======== MATERIAL SHOWN ========
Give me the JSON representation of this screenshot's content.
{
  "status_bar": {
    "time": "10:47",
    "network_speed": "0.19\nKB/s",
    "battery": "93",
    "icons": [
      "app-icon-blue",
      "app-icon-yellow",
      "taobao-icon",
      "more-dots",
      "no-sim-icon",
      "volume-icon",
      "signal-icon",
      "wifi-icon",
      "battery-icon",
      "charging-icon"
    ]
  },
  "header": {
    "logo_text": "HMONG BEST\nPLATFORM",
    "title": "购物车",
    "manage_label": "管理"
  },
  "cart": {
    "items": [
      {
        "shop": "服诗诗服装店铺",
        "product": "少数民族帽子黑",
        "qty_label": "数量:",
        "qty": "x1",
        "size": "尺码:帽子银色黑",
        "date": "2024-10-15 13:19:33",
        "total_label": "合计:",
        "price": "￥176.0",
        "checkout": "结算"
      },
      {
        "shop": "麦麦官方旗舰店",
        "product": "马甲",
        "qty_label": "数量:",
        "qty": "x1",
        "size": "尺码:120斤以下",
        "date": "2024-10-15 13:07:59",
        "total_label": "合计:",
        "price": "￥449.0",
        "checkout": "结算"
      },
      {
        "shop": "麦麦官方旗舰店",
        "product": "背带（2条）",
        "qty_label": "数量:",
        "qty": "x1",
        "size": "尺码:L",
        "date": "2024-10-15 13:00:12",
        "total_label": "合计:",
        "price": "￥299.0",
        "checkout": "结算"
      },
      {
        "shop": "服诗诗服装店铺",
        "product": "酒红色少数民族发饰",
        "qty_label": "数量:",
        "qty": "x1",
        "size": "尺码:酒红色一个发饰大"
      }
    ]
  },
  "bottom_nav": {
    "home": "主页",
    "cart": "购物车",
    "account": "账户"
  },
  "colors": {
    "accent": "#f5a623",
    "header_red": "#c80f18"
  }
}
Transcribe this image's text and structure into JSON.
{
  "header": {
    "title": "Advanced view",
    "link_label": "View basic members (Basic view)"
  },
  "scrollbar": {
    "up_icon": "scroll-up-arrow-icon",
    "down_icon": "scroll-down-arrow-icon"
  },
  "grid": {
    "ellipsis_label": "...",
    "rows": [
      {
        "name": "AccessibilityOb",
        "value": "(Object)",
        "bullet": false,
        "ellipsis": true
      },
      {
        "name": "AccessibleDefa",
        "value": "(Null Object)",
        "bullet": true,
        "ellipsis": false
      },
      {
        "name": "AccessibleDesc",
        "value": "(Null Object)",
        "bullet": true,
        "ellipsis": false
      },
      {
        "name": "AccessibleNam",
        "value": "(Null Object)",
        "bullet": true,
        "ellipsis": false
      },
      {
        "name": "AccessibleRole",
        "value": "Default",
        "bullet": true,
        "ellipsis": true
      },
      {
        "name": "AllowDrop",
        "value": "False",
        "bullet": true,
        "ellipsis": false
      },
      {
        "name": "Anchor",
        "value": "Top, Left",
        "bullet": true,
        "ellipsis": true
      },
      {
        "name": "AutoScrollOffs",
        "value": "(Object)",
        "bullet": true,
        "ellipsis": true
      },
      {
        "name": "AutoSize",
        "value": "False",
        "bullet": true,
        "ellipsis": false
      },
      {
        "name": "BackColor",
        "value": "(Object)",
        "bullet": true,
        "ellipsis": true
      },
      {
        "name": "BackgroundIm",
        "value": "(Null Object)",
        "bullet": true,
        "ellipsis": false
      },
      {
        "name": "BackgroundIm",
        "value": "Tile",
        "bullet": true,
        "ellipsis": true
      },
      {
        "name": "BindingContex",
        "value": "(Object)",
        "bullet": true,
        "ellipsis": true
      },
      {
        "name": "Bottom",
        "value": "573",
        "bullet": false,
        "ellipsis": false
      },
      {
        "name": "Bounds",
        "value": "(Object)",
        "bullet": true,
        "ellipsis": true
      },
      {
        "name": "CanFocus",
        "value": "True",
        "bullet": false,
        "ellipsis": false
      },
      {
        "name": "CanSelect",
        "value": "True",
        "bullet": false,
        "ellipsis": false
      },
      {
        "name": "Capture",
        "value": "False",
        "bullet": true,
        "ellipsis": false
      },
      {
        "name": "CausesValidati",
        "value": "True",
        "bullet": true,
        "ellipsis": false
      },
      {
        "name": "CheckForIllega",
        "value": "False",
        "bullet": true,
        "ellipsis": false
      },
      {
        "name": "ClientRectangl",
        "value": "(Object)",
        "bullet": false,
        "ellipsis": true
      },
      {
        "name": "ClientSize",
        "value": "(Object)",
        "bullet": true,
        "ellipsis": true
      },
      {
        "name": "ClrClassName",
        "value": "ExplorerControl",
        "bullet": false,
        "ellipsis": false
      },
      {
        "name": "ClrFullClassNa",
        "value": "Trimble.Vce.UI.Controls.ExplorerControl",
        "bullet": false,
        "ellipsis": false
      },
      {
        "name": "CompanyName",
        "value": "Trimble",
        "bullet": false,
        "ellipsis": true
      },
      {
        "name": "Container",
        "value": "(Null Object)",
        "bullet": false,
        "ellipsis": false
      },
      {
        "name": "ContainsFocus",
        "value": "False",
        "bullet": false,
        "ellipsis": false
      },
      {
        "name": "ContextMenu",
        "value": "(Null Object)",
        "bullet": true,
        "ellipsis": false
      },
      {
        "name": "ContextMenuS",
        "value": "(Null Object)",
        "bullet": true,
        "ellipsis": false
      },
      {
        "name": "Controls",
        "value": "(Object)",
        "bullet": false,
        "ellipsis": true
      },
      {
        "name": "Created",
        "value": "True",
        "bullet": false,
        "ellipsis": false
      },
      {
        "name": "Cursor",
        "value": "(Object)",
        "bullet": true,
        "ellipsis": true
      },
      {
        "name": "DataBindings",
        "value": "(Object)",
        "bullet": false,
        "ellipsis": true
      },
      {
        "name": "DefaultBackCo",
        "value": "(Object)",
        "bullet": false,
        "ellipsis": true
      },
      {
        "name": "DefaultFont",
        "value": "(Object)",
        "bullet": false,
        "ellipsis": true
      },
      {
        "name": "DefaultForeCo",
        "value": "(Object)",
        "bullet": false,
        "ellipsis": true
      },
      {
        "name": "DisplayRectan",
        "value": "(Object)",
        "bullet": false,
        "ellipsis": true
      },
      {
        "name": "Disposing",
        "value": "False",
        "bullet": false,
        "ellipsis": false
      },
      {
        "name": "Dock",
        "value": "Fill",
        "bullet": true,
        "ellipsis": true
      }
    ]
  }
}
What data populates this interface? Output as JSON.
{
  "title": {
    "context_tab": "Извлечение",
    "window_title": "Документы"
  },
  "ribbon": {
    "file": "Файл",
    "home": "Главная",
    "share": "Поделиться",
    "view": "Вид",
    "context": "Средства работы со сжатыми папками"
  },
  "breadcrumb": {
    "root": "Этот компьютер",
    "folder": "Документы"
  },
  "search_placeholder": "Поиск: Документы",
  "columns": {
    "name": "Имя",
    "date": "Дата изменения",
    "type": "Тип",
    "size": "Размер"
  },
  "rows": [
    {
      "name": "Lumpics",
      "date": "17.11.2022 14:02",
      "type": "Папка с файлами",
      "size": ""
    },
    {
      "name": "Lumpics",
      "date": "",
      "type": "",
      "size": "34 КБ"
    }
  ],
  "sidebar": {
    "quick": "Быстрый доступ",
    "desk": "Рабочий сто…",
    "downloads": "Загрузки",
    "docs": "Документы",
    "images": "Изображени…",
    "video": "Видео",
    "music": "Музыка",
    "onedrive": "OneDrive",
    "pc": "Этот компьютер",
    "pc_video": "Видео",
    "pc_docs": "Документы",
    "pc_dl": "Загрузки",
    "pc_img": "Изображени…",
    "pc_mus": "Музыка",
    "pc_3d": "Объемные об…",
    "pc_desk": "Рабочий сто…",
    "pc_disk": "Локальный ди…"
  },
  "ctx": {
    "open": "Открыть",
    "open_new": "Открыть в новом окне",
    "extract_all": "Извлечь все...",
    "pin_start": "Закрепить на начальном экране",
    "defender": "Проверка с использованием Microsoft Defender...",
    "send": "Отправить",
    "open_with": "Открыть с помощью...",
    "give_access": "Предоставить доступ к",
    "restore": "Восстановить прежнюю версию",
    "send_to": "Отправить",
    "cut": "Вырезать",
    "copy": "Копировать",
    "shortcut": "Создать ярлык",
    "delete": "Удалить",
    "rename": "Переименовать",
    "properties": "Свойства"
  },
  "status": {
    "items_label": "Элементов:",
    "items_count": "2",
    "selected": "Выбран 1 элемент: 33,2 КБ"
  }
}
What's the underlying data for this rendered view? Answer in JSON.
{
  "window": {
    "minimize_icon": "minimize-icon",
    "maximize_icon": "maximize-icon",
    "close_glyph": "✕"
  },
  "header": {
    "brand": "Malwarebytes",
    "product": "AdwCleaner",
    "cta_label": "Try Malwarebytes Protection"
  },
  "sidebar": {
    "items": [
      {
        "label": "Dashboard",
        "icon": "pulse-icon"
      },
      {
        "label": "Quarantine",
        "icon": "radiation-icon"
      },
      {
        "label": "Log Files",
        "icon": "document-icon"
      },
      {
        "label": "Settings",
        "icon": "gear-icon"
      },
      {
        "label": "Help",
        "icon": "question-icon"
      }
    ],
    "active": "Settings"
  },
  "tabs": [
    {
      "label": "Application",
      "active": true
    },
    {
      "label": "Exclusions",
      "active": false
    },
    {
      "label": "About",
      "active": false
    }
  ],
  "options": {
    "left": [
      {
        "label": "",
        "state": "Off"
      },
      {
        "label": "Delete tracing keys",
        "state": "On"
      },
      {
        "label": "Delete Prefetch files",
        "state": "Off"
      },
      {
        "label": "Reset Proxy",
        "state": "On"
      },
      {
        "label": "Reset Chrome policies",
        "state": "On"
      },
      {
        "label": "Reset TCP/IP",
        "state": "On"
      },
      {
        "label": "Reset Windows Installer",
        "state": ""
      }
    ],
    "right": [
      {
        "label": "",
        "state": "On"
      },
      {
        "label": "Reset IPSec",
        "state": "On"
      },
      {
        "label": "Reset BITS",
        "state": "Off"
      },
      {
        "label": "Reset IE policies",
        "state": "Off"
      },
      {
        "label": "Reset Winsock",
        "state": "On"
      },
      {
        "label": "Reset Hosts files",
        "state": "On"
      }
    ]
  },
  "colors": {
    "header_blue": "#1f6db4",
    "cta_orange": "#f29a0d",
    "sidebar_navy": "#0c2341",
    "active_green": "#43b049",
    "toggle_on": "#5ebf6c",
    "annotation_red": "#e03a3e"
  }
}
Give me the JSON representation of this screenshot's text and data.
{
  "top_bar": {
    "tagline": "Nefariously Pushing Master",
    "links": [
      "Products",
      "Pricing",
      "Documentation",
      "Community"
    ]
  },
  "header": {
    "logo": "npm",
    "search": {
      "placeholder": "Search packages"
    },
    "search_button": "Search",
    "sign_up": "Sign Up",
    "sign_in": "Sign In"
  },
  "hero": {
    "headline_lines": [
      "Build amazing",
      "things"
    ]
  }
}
========
● **WHAT TO DO**: Find every line in the records that contains the word "Изображени"; copy those lines.

● **ANSWER**:
    "images": "Изображени…",
    "pc_img": "Изображени…",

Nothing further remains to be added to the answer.